** Exercise objective **
Copy every entry word for word. Skip the pictures.

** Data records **
——

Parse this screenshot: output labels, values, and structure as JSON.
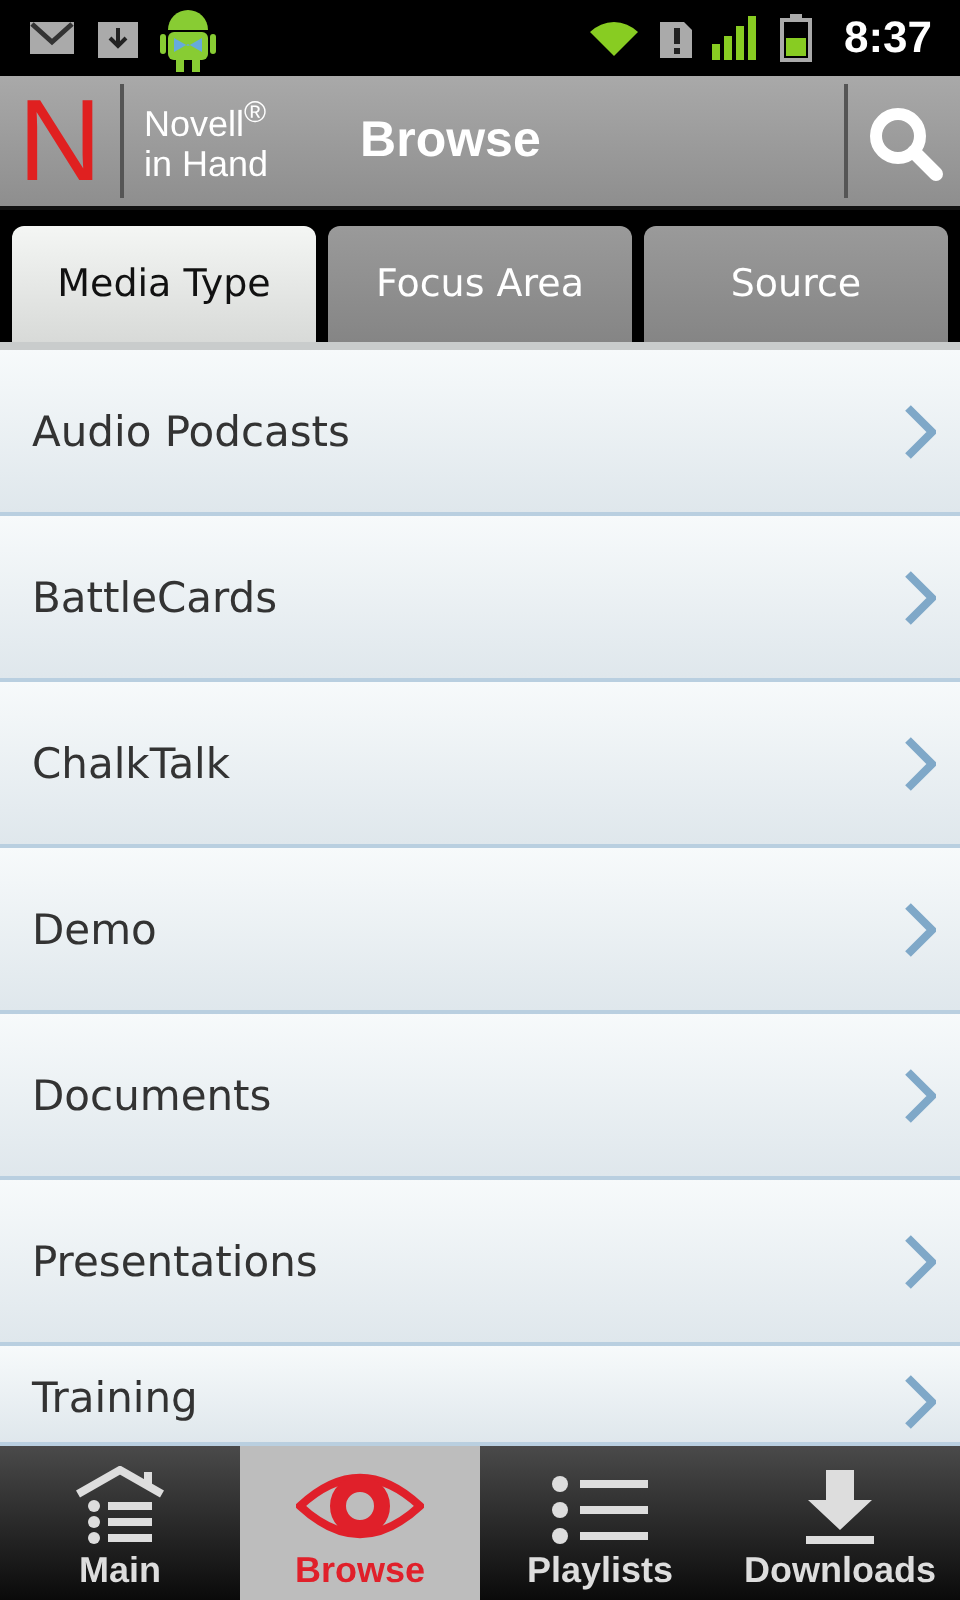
{
  "status_bar": {
    "time": "8:37"
  },
  "header": {
    "logo": "N",
    "brand": "Novell$^{®}$",
    "brand_line2": "in Hand",
    "title": "Browse"
  },
  "tabs": [
    {
      "label": "Media Type",
      "selected": true
    },
    {
      "label": "Focus Area",
      "selected": false
    },
    {
      "label": "Source",
      "selected": false
    }
  ],
  "list": {
    "items": [
      {
        "label": "Audio Podcasts"
      },
      {
        "label": "BattleCards"
      },
      {
        "label": "ChalkTalk"
      },
      {
        "label": "Demo"
      },
      {
        "label": "Documents"
      },
      {
        "label": "Presentations"
      },
      {
        "label": "Training"
      }
    ]
  },
  "bottom_nav": [
    {
      "label": "Main",
      "kind": "home",
      "selected": false
    },
    {
      "label": "Browse",
      "kind": "eye",
      "selected": true
    },
    {
      "label": "Playlists",
      "kind": "list",
      "selected": false
    },
    {
      "label": "Downloads",
      "kind": "download",
      "selected": false
    }
  ]
}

——

** Answer in full **
Parse this screenshot: output labels, values, and structure as JSON.
{
  "status_bar": {
    "time": "8:37"
  },
  "header": {
    "logo": "N",
    "brand": "Novell$^{®}$",
    "brand_line2": "in Hand",
    "title": "Browse"
  },
  "tabs": [
    {
      "label": "Media Type",
      "selected": true
    },
    {
      "label": "Focus Area",
      "selected": false
    },
    {
      "label": "Source",
      "selected": false
    }
  ],
  "list": {
    "items": [
      {
        "label": "Audio Podcasts"
      },
      {
        "label": "BattleCards"
      },
      {
        "label": "ChalkTalk"
      },
      {
        "label": "Demo"
      },
      {
        "label": "Documents"
      },
      {
        "label": "Presentations"
      },
      {
        "label": "Training"
      }
    ]
  },
  "bottom_nav": [
    {
      "label": "Main",
      "kind": "home",
      "selected": false
    },
    {
      "label": "Browse",
      "kind": "eye",
      "selected": true
    },
    {
      "label": "Playlists",
      "kind": "list",
      "selected": false
    },
    {
      "label": "Downloads",
      "kind": "download",
      "selected": false
    }
  ]
}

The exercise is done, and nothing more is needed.